* **Written instruction**
Copy everything from the start of the data down to the line containing "267, 780, 277]", putting "range-min" in place of "slider-min" and keeping all else the same.

──────── Material supplied ────────

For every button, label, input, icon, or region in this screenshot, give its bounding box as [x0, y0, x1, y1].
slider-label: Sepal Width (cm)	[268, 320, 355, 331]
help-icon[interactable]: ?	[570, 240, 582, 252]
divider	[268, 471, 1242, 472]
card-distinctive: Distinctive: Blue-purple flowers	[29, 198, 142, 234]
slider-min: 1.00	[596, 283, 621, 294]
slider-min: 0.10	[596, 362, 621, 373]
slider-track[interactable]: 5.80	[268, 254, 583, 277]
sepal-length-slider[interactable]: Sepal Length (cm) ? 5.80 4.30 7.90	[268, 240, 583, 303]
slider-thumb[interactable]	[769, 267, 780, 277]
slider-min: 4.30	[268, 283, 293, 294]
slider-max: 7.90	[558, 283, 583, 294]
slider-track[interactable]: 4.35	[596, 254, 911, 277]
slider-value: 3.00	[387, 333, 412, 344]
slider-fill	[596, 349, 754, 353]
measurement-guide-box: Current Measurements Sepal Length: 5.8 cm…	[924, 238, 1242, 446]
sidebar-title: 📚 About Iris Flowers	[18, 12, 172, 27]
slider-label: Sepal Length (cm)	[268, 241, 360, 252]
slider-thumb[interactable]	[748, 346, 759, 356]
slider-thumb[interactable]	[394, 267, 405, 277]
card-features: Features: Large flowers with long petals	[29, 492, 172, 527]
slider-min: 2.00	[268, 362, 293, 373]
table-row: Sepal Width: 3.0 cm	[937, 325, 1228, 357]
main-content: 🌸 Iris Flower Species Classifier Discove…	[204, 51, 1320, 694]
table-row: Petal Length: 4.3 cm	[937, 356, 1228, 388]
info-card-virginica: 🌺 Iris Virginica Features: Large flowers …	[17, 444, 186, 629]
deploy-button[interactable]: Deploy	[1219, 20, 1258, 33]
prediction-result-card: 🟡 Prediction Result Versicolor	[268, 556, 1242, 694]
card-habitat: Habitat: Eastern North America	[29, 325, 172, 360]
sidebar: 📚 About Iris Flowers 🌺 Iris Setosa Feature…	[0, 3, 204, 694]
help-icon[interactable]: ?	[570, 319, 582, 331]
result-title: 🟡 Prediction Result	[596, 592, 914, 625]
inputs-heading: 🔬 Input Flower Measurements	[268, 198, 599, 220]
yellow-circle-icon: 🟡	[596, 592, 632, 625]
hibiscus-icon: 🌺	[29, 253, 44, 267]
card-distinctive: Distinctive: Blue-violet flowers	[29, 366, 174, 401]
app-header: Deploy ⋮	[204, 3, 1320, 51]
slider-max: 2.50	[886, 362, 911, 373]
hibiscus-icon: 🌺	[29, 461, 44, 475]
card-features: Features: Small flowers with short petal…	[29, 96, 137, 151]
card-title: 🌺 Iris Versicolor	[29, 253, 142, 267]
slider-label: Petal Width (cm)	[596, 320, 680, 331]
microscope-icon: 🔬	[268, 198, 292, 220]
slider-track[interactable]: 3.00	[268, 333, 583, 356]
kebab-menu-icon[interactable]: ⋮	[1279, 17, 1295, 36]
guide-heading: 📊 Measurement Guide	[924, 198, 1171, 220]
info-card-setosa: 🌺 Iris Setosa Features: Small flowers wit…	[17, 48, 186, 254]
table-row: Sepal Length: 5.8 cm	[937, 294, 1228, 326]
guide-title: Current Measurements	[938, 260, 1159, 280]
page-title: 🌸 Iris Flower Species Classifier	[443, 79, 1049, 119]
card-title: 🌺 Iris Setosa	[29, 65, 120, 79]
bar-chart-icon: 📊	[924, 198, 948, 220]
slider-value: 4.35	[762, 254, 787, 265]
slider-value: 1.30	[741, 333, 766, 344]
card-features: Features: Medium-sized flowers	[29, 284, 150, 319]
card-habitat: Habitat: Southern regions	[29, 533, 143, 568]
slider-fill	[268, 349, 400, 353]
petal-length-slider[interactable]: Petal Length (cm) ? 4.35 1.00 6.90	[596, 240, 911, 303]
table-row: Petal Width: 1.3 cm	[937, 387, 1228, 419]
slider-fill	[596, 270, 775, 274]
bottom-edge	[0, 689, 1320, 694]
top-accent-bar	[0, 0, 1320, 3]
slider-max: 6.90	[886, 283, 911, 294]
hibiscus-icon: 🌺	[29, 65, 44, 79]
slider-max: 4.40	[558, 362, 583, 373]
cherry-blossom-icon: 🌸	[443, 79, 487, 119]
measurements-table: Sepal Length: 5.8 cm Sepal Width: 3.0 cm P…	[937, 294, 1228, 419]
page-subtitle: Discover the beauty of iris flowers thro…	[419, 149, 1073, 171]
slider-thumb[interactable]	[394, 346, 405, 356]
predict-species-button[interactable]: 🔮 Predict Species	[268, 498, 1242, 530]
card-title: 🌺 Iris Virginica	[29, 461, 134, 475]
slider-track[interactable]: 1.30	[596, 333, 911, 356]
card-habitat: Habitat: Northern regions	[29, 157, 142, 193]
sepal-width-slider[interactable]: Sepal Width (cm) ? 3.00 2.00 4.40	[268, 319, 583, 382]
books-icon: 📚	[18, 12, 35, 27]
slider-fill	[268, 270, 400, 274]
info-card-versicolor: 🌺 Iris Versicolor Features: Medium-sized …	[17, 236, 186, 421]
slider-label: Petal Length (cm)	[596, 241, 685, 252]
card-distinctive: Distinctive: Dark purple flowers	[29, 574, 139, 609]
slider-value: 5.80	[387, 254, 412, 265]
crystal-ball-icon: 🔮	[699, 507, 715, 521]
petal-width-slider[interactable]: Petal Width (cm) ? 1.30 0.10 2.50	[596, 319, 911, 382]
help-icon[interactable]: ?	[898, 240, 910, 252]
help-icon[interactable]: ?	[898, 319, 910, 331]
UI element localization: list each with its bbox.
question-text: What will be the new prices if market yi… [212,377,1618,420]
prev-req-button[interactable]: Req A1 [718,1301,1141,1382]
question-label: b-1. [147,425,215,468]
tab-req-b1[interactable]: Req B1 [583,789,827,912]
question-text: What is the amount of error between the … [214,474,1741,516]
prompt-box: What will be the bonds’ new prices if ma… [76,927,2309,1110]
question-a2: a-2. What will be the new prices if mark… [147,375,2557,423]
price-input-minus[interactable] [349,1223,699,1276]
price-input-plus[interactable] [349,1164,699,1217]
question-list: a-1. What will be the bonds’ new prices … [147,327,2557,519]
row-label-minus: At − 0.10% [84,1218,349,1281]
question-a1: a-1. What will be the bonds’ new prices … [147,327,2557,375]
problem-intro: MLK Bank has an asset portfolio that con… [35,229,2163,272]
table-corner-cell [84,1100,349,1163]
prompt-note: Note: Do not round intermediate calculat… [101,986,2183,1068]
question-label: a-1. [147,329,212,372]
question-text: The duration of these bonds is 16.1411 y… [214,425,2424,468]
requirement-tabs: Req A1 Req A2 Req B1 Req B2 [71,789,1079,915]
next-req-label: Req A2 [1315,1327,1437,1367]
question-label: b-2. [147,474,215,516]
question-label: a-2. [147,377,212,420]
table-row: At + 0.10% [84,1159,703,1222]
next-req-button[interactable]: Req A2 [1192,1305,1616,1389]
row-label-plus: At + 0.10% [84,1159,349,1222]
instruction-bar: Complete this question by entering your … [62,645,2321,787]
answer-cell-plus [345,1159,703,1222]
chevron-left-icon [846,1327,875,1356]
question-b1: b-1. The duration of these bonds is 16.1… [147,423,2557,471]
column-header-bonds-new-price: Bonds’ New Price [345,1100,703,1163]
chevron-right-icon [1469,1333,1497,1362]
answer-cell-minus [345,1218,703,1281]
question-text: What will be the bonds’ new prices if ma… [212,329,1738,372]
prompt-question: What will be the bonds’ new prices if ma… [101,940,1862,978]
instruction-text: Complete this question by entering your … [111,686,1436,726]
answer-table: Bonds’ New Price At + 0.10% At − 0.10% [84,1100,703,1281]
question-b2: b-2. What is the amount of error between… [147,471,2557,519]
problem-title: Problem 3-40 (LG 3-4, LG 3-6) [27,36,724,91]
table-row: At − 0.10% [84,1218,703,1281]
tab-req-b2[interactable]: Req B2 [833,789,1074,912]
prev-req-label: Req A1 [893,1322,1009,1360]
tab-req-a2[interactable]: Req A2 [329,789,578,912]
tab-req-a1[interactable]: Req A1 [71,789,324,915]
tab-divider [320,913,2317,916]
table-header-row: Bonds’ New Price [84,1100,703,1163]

────────

* **The solution**
For every button, label, input, icon, or region in this screenshot, give its bounding box as [x0, y0, x1, y1].
slider-label: Sepal Width (cm)	[268, 320, 355, 331]
help-icon[interactable]: ?	[570, 240, 582, 252]
divider	[268, 471, 1242, 472]
card-distinctive: Distinctive: Blue-purple flowers	[29, 198, 142, 234]
range-min: 1.00	[596, 283, 621, 294]
range-min: 0.10	[596, 362, 621, 373]
slider-track[interactable]: 5.80	[268, 254, 583, 277]
sepal-length-slider[interactable]: Sepal Length (cm) ? 5.80 4.30 7.90	[268, 240, 583, 303]
slider-thumb[interactable]	[769, 267, 780, 277]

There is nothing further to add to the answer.